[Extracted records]
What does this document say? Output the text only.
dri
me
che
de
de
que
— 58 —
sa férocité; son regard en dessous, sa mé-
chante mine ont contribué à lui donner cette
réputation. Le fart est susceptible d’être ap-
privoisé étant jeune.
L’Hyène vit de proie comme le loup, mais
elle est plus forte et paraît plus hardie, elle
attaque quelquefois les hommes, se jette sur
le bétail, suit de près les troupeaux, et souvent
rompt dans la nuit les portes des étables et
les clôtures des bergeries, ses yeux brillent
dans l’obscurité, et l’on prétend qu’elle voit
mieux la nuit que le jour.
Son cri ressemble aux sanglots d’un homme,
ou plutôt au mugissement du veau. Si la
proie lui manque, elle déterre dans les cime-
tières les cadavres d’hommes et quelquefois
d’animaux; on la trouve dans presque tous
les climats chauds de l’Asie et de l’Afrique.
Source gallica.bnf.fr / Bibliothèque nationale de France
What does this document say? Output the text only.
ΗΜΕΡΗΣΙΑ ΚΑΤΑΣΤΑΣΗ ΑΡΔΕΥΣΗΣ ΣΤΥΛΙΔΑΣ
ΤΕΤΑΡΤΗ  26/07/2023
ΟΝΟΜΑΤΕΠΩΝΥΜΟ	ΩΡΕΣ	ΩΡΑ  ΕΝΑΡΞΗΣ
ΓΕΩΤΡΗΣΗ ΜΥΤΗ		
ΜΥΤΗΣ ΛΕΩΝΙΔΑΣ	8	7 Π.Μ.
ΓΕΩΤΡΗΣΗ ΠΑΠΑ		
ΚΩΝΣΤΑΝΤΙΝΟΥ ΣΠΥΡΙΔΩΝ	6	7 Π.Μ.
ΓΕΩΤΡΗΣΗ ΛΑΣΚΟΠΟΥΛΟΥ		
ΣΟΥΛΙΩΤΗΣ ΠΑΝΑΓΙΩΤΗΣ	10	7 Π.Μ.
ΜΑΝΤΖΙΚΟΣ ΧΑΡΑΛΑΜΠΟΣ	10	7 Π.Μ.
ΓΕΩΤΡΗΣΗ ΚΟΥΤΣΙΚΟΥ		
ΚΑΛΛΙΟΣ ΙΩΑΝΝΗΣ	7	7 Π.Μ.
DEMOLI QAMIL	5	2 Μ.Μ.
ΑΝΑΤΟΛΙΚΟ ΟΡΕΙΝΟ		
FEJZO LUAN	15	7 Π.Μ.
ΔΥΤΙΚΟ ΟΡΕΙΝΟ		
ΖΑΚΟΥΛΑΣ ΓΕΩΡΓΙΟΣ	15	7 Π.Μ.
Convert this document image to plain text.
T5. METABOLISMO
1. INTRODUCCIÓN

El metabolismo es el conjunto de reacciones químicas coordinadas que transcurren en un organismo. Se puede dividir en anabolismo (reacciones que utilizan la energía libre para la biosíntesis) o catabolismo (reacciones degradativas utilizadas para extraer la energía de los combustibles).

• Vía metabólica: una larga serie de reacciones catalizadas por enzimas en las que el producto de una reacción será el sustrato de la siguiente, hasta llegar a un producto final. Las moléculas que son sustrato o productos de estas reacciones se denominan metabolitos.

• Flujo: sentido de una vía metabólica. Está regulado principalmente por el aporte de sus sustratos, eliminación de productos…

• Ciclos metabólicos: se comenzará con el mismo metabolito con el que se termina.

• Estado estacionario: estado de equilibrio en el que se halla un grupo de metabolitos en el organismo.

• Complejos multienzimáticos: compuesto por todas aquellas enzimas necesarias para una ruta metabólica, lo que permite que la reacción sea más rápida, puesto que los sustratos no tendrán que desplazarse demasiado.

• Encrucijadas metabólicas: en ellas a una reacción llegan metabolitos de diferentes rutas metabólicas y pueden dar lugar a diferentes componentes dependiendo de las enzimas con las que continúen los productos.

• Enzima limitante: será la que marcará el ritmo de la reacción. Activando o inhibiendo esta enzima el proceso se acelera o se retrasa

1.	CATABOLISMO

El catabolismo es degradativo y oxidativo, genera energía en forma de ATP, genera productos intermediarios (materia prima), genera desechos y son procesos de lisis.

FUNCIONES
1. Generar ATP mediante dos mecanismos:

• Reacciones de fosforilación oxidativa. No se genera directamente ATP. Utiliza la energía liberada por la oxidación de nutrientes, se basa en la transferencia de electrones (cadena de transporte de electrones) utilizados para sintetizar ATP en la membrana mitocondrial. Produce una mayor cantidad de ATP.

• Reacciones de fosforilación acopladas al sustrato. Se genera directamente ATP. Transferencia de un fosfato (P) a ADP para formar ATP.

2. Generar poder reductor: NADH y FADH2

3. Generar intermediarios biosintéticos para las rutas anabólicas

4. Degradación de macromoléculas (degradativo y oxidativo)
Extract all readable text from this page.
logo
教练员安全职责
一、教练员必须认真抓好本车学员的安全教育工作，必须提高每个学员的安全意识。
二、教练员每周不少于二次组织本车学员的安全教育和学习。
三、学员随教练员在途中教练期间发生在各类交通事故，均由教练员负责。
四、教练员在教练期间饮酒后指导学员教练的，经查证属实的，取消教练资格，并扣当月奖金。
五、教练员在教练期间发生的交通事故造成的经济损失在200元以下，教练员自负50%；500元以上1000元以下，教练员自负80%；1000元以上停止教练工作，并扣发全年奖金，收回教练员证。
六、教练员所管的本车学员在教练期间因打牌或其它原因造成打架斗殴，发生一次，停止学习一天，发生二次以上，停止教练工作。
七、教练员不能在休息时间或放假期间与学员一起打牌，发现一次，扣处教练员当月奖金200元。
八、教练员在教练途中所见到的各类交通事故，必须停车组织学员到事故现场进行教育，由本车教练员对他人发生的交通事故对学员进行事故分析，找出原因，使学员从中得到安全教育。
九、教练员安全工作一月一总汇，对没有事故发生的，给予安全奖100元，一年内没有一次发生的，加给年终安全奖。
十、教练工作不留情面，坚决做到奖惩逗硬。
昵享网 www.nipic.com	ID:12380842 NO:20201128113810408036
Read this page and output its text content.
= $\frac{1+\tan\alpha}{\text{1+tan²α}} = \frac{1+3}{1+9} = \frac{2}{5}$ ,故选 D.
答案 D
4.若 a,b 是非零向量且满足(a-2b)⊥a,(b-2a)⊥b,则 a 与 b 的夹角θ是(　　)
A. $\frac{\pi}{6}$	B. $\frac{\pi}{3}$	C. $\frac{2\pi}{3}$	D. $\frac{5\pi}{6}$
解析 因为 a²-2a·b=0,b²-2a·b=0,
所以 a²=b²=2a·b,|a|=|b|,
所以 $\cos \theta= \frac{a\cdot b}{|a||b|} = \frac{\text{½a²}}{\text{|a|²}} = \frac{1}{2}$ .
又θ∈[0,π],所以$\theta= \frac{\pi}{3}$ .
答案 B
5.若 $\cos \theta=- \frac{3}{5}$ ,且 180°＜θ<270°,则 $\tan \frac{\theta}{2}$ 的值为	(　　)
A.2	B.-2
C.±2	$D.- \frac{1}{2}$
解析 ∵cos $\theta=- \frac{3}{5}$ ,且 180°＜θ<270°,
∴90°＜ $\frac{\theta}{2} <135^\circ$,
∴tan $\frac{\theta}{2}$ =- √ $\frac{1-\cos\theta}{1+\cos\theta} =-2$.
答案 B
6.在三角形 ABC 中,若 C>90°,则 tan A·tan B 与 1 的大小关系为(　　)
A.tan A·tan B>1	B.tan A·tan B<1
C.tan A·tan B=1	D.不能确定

WHAT NEEDS TO BE DONE – Copy the records above exactly.

TASK SOLUTION –
What does this document say? Output the text only.
dri
me
che
de
de
que
— 58 —
sa férocité; son regard en dessous, sa mé-
chante mine ont contribué à lui donner cette
réputation. Le fart est susceptible d’être ap-
privoisé étant jeune.
L’Hyène vit de proie comme le loup, mais
elle est plus forte et paraît plus hardie, elle
attaque quelquefois les hommes, se jette sur
le bétail, suit de près les troupeaux, et souvent
rompt dans la nuit les portes des étables et
les clôtures des bergeries, ses yeux brillent
dans l’obscurité, et l’on prétend qu’elle voit
mieux la nuit que le jour.
Son cri ressemble aux sanglots d’un homme,
ou plutôt au mugissement du veau. Si la
proie lui manque, elle déterre dans les cime-
tières les cadavres d’hommes et quelquefois
d’animaux; on la trouve dans presque tous
les climats chauds de l’Asie et de l’Afrique.
Source gallica.bnf.fr / Bibliothèque nationale de France
What does this document say? Output the text only.
ΗΜΕΡΗΣΙΑ ΚΑΤΑΣΤΑΣΗ ΑΡΔΕΥΣΗΣ ΣΤΥΛΙΔΑΣ
ΤΕΤΑΡΤΗ  26/07/2023
ΟΝΟΜΑΤΕΠΩΝΥΜΟ	ΩΡΕΣ	ΩΡΑ  ΕΝΑΡΞΗΣ
ΓΕΩΤΡΗΣΗ ΜΥΤΗ		
ΜΥΤΗΣ ΛΕΩΝΙΔΑΣ	8	7 Π.Μ.
ΓΕΩΤΡΗΣΗ ΠΑΠΑ		
ΚΩΝΣΤΑΝΤΙΝΟΥ ΣΠΥΡΙΔΩΝ	6	7 Π.Μ.
ΓΕΩΤΡΗΣΗ ΛΑΣΚΟΠΟΥΛΟΥ		
ΣΟΥΛΙΩΤΗΣ ΠΑΝΑΓΙΩΤΗΣ	10	7 Π.Μ.
ΜΑΝΤΖΙΚΟΣ ΧΑΡΑΛΑΜΠΟΣ	10	7 Π.Μ.
ΓΕΩΤΡΗΣΗ ΚΟΥΤΣΙΚΟΥ		
ΚΑΛΛΙΟΣ ΙΩΑΝΝΗΣ	7	7 Π.Μ.
DEMOLI QAMIL	5	2 Μ.Μ.
ΑΝΑΤΟΛΙΚΟ ΟΡΕΙΝΟ		
FEJZO LUAN	15	7 Π.Μ.
ΔΥΤΙΚΟ ΟΡΕΙΝΟ		
ΖΑΚΟΥΛΑΣ ΓΕΩΡΓΙΟΣ	15	7 Π.Μ.
Convert this document image to plain text.
T5. METABOLISMO
1. INTRODUCCIÓN

El metabolismo es el conjunto de reacciones químicas coordinadas que transcurren en un organismo. Se puede dividir en anabolismo (reacciones que utilizan la energía libre para la biosíntesis) o catabolismo (reacciones degradativas utilizadas para extraer la energía de los combustibles).

• Vía metabólica: una larga serie de reacciones catalizadas por enzimas en las que el producto de una reacción será el sustrato de la siguiente, hasta llegar a un producto final. Las moléculas que son sustrato o productos de estas reacciones se denominan metabolitos.

• Flujo: sentido de una vía metabólica. Está regulado principalmente por el aporte de sus sustratos, eliminación de productos…

• Ciclos metabólicos: se comenzará con el mismo metabolito con el que se termina.

• Estado estacionario: estado de equilibrio en el que se halla un grupo de metabolitos en el organismo.

• Complejos multienzimáticos: compuesto por todas aquellas enzimas necesarias para una ruta metabólica, lo que permite que la reacción sea más rápida, puesto que los sustratos no tendrán que desplazarse demasiado.

• Encrucijadas metabólicas: en ellas a una reacción llegan metabolitos de diferentes rutas metabólicas y pueden dar lugar a diferentes componentes dependiendo de las enzimas con las que continúen los productos.

• Enzima limitante: será la que marcará el ritmo de la reacción. Activando o inhibiendo esta enzima el proceso se acelera o se retrasa

1.	CATABOLISMO

El catabolismo es degradativo y oxidativo, genera energía en forma de ATP, genera productos intermediarios (materia prima), genera desechos y son procesos de lisis.

FUNCIONES
1. Generar ATP mediante dos mecanismos:

• Reacciones de fosforilación oxidativa. No se genera directamente ATP. Utiliza la energía liberada por la oxidación de nutrientes, se basa en la transferencia de electrones (cadena de transporte de electrones) utilizados para sintetizar ATP en la membrana mitocondrial. Produce una mayor cantidad de ATP.

• Reacciones de fosforilación acopladas al sustrato. Se genera directamente ATP. Transferencia de un fosfato (P) a ADP para formar ATP.

2. Generar poder reductor: NADH y FADH2

3. Generar intermediarios biosintéticos para las rutas anabólicas

4. Degradación de macromoléculas (degradativo y oxidativo)
Extract all readable text from this page.
logo
教练员安全职责
一、教练员必须认真抓好本车学员的安全教育工作，必须提高每个学员的安全意识。
二、教练员每周不少于二次组织本车学员的安全教育和学习。
三、学员随教练员在途中教练期间发生在各类交通事故，均由教练员负责。
四、教练员在教练期间饮酒后指导学员教练的，经查证属实的，取消教练资格，并扣当月奖金。
五、教练员在教练期间发生的交通事故造成的经济损失在200元以下，教练员自负50%；500元以上1000元以下，教练员自负80%；1000元以上停止教练工作，并扣发全年奖金，收回教练员证。
六、教练员所管的本车学员在教练期间因打牌或其它原因造成打架斗殴，发生一次，停止学习一天，发生二次以上，停止教练工作。
七、教练员不能在休息时间或放假期间与学员一起打牌，发现一次，扣处教练员当月奖金200元。
八、教练员在教练途中所见到的各类交通事故，必须停车组织学员到事故现场进行教育，由本车教练员对他人发生的交通事故对学员进行事故分析，找出原因，使学员从中得到安全教育。
九、教练员安全工作一月一总汇，对没有事故发生的，给予安全奖100元，一年内没有一次发生的，加给年终安全奖。
十、教练工作不留情面，坚决做到奖惩逗硬。
昵享网 www.nipic.com	ID:12380842 NO:20201128113810408036
Read this page and output its text content.
= $\frac{1+\tan\alpha}{\text{1+tan²α}} = \frac{1+3}{1+9} = \frac{2}{5}$ ,故选 D.
答案 D
4.若 a,b 是非零向量且满足(a-2b)⊥a,(b-2a)⊥b,则 a 与 b 的夹角θ是(　　)
A. $\frac{\pi}{6}$	B. $\frac{\pi}{3}$	C. $\frac{2\pi}{3}$	D. $\frac{5\pi}{6}$
解析 因为 a²-2a·b=0,b²-2a·b=0,
所以 a²=b²=2a·b,|a|=|b|,
所以 $\cos \theta= \frac{a\cdot b}{|a||b|} = \frac{\text{½a²}}{\text{|a|²}} = \frac{1}{2}$ .
又θ∈[0,π],所以$\theta= \frac{\pi}{3}$ .
答案 B
5.若 $\cos \theta=- \frac{3}{5}$ ,且 180°＜θ<270°,则 $\tan \frac{\theta}{2}$ 的值为	(　　)
A.2	B.-2
C.±2	$D.- \frac{1}{2}$
解析 ∵cos $\theta=- \frac{3}{5}$ ,且 180°＜θ<270°,
∴90°＜ $\frac{\theta}{2} <135^\circ$,
∴tan $\frac{\theta}{2}$ =- √ $\frac{1-\cos\theta}{1+\cos\theta} =-2$.
答案 B
6.在三角形 ABC 中,若 C>90°,则 tan A·tan B 与 1 的大小关系为(　　)
A.tan A·tan B>1	B.tan A·tan B<1
C.tan A·tan B=1	D.不能确定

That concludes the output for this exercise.